(WORK TO BE COMPLETED)
From the entries that follow, list every line in which the string "Decrease" appears.

Dataset rows:
## Begin

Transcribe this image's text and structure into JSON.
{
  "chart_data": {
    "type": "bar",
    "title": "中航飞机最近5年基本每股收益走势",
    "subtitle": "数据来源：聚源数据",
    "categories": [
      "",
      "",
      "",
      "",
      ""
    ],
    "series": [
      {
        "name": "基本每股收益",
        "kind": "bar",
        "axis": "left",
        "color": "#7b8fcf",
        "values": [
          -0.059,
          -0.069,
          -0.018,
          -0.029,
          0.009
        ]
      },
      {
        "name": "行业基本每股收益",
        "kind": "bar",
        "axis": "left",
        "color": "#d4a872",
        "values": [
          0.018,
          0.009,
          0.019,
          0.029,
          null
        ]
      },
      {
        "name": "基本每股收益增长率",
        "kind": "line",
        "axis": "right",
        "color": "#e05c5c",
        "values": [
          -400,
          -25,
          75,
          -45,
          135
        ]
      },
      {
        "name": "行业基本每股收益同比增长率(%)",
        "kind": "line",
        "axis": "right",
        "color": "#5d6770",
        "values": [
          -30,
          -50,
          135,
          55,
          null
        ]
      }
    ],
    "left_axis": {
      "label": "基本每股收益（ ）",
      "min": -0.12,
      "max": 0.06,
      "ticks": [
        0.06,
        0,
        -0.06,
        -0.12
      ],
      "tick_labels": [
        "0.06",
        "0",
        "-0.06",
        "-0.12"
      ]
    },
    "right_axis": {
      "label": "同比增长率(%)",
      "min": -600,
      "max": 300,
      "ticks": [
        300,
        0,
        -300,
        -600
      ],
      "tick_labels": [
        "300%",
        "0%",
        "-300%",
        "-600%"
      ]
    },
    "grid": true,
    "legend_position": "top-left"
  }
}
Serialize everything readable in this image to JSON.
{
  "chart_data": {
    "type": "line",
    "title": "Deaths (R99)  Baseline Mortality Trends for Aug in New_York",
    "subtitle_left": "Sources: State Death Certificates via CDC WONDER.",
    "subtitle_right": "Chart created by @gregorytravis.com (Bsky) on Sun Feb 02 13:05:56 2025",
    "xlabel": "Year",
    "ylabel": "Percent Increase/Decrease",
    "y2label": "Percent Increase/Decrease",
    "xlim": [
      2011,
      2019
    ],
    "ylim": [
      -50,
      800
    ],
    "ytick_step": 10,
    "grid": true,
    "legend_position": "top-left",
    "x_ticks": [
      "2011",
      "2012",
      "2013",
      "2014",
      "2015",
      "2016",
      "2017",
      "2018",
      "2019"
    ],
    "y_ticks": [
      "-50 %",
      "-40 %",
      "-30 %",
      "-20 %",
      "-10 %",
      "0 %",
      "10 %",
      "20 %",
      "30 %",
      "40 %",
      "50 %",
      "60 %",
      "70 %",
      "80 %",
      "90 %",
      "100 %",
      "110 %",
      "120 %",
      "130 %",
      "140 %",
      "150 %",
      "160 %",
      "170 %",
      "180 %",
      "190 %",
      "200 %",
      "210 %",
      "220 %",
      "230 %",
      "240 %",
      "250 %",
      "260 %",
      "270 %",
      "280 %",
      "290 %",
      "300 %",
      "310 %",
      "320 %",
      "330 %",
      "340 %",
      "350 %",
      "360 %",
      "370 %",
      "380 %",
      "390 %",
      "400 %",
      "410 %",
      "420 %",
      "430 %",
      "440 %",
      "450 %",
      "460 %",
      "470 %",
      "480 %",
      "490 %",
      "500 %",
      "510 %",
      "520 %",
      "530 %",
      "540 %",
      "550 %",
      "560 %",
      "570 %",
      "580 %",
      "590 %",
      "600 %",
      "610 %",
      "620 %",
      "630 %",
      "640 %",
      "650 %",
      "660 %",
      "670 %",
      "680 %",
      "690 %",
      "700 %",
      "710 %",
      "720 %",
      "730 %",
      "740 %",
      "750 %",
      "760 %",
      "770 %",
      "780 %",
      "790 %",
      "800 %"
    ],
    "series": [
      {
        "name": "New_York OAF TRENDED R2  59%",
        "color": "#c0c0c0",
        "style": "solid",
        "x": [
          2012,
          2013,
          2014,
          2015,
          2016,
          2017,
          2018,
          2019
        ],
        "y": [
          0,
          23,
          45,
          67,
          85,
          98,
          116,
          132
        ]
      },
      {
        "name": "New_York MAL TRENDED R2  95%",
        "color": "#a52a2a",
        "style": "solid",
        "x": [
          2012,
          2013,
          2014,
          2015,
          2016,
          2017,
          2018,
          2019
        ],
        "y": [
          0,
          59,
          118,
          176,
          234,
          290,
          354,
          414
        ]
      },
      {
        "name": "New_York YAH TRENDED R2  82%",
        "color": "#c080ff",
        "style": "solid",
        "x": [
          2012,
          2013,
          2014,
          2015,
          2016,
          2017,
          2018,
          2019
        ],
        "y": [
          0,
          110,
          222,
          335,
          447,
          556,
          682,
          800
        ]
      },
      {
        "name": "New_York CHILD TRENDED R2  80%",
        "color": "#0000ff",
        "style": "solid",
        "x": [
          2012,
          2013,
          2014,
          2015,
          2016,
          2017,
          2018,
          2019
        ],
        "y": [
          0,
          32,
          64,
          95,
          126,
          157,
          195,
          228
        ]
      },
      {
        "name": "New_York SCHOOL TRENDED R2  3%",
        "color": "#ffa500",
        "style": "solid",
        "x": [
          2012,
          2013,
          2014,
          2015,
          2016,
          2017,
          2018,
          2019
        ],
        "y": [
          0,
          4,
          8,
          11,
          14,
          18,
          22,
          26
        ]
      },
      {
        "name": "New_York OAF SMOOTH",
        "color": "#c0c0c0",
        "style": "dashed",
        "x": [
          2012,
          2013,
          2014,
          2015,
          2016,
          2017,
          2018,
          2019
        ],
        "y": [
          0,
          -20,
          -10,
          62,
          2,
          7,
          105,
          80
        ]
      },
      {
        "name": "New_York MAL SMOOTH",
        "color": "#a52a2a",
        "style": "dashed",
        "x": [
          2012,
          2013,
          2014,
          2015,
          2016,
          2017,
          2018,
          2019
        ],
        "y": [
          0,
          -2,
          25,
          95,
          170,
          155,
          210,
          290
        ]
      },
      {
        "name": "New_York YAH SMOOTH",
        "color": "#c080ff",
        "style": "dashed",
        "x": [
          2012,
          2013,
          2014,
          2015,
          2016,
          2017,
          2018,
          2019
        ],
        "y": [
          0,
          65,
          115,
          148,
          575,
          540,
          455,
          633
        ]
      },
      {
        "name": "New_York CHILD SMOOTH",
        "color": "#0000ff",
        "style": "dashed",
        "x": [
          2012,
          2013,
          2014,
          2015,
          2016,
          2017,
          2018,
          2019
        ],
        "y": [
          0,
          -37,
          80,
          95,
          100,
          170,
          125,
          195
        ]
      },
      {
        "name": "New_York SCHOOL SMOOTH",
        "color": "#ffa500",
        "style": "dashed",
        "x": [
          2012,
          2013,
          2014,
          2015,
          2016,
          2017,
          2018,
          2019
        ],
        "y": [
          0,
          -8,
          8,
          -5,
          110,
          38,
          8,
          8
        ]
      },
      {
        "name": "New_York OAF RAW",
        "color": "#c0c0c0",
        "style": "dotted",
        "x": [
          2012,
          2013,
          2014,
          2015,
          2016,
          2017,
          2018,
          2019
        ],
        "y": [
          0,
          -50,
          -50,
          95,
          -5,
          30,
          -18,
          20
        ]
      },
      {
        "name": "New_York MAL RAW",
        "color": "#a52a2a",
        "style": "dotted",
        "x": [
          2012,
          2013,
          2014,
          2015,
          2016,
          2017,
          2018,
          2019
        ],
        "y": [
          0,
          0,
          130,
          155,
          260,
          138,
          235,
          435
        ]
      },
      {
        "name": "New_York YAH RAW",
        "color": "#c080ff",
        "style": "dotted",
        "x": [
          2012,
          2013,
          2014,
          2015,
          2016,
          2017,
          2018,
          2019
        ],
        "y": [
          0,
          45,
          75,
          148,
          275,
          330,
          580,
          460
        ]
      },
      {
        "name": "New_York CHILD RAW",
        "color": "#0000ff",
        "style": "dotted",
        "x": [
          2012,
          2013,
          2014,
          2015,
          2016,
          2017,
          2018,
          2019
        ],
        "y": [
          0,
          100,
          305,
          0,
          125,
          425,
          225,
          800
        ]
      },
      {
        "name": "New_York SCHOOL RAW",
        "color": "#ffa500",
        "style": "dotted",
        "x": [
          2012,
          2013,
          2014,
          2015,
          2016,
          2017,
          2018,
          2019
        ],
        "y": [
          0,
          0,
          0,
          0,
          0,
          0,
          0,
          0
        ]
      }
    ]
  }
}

## End

(WRITTEN RESPONSE)
    "ylabel": "Percent Increase/Decrease",
    "y2label": "Percent Increase/Decrease",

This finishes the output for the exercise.